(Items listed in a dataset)
..............................

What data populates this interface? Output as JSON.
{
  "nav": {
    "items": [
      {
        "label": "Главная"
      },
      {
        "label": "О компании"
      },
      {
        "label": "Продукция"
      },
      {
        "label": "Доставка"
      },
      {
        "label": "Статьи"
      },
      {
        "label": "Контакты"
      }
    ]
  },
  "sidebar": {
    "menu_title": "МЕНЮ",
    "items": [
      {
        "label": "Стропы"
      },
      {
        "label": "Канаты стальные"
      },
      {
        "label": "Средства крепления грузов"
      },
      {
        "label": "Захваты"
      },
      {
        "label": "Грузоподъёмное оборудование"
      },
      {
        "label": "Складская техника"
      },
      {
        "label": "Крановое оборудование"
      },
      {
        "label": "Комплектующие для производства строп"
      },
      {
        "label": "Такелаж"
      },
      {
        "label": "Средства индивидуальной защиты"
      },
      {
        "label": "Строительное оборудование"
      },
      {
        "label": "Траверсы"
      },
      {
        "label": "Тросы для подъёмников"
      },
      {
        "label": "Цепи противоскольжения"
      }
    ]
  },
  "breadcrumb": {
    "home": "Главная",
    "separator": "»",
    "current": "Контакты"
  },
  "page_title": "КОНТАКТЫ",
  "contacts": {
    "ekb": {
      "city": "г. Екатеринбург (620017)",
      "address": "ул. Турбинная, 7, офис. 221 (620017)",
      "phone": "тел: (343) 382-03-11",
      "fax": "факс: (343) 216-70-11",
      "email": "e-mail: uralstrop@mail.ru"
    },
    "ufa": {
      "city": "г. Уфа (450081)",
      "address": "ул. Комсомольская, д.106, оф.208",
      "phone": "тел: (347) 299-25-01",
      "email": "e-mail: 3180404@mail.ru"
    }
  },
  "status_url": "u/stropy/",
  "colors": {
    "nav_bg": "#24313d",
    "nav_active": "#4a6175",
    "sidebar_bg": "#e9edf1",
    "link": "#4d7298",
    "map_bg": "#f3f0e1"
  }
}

..............................

• GIVEN INSTRUCTION:
Copy down the whole of the data above, matching it exactly.

• FULL ANSWER:
What data populates this interface? Output as JSON.
{
  "nav": {
    "items": [
      {
        "label": "Главная"
      },
      {
        "label": "О компании"
      },
      {
        "label": "Продукция"
      },
      {
        "label": "Доставка"
      },
      {
        "label": "Статьи"
      },
      {
        "label": "Контакты"
      }
    ]
  },
  "sidebar": {
    "menu_title": "МЕНЮ",
    "items": [
      {
        "label": "Стропы"
      },
      {
        "label": "Канаты стальные"
      },
      {
        "label": "Средства крепления грузов"
      },
      {
        "label": "Захваты"
      },
      {
        "label": "Грузоподъёмное оборудование"
      },
      {
        "label": "Складская техника"
      },
      {
        "label": "Крановое оборудование"
      },
      {
        "label": "Комплектующие для производства строп"
      },
      {
        "label": "Такелаж"
      },
      {
        "label": "Средства индивидуальной защиты"
      },
      {
        "label": "Строительное оборудование"
      },
      {
        "label": "Траверсы"
      },
      {
        "label": "Тросы для подъёмников"
      },
      {
        "label": "Цепи противоскольжения"
      }
    ]
  },
  "breadcrumb": {
    "home": "Главная",
    "separator": "»",
    "current": "Контакты"
  },
  "page_title": "КОНТАКТЫ",
  "contacts": {
    "ekb": {
      "city": "г. Екатеринбург (620017)",
      "address": "ул. Турбинная, 7, офис. 221 (620017)",
      "phone": "тел: (343) 382-03-11",
      "fax": "факс: (343) 216-70-11",
      "email": "e-mail: uralstrop@mail.ru"
    },
    "ufa": {
      "city": "г. Уфа (450081)",
      "address": "ул. Комсомольская, д.106, оф.208",
      "phone": "тел: (347) 299-25-01",
      "email": "e-mail: 3180404@mail.ru"
    }
  },
  "status_url": "u/stropy/",
  "colors": {
    "nav_bg": "#24313d",
    "nav_active": "#4a6175",
    "sidebar_bg": "#e9edf1",
    "link": "#4d7298",
    "map_bg": "#f3f0e1"
  }
}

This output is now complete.